What is needed: Copy out the data exactly, leaving the pictures behind.

Records contained in a dataset
----------------------------------------

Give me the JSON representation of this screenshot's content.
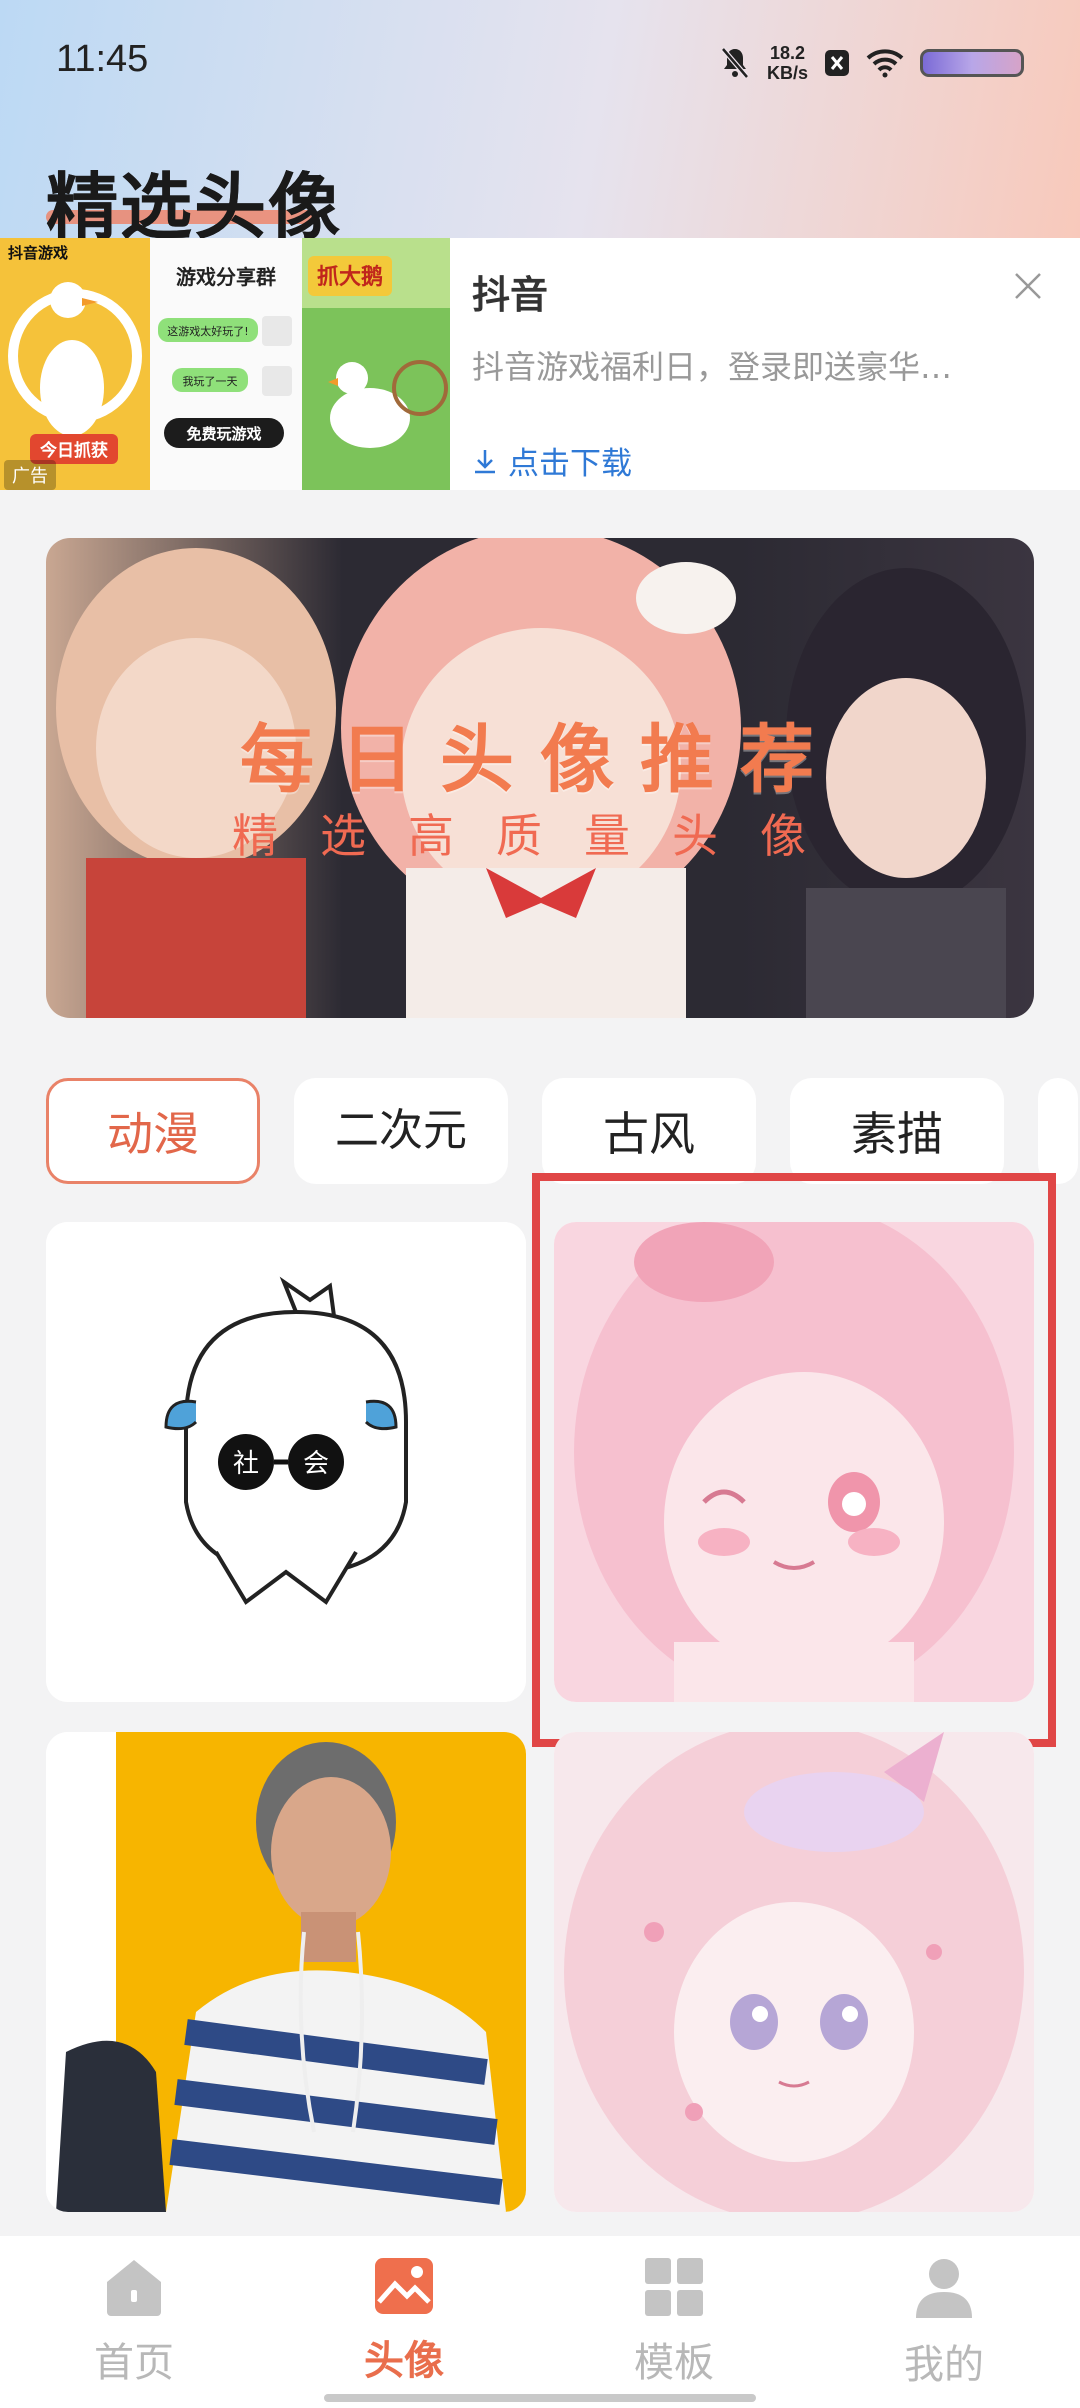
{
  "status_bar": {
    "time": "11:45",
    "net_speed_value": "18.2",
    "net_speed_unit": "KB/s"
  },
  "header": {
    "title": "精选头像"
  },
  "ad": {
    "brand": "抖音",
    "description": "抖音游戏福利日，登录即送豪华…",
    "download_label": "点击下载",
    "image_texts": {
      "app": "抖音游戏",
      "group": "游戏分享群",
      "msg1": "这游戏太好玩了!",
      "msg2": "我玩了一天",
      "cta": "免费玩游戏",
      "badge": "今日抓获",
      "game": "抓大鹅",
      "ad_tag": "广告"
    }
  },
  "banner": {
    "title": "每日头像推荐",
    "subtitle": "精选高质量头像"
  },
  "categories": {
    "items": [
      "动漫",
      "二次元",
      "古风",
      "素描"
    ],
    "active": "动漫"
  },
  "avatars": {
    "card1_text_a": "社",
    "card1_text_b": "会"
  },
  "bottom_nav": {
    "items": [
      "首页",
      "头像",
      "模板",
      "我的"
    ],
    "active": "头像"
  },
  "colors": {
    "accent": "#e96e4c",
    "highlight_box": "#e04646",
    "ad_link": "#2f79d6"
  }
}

----------------------------------------

Answer for the task:
Give me the JSON representation of this screenshot's content.
{
  "status_bar": {
    "time": "11:45",
    "net_speed_value": "18.2",
    "net_speed_unit": "KB/s"
  },
  "header": {
    "title": "精选头像"
  },
  "ad": {
    "brand": "抖音",
    "description": "抖音游戏福利日，登录即送豪华…",
    "download_label": "点击下载",
    "image_texts": {
      "app": "抖音游戏",
      "group": "游戏分享群",
      "msg1": "这游戏太好玩了!",
      "msg2": "我玩了一天",
      "cta": "免费玩游戏",
      "badge": "今日抓获",
      "game": "抓大鹅",
      "ad_tag": "广告"
    }
  },
  "banner": {
    "title": "每日头像推荐",
    "subtitle": "精选高质量头像"
  },
  "categories": {
    "items": [
      "动漫",
      "二次元",
      "古风",
      "素描"
    ],
    "active": "动漫"
  },
  "avatars": {
    "card1_text_a": "社",
    "card1_text_b": "会"
  },
  "bottom_nav": {
    "items": [
      "首页",
      "头像",
      "模板",
      "我的"
    ],
    "active": "头像"
  },
  "colors": {
    "accent": "#e96e4c",
    "highlight_box": "#e04646",
    "ad_link": "#2f79d6"
  }
}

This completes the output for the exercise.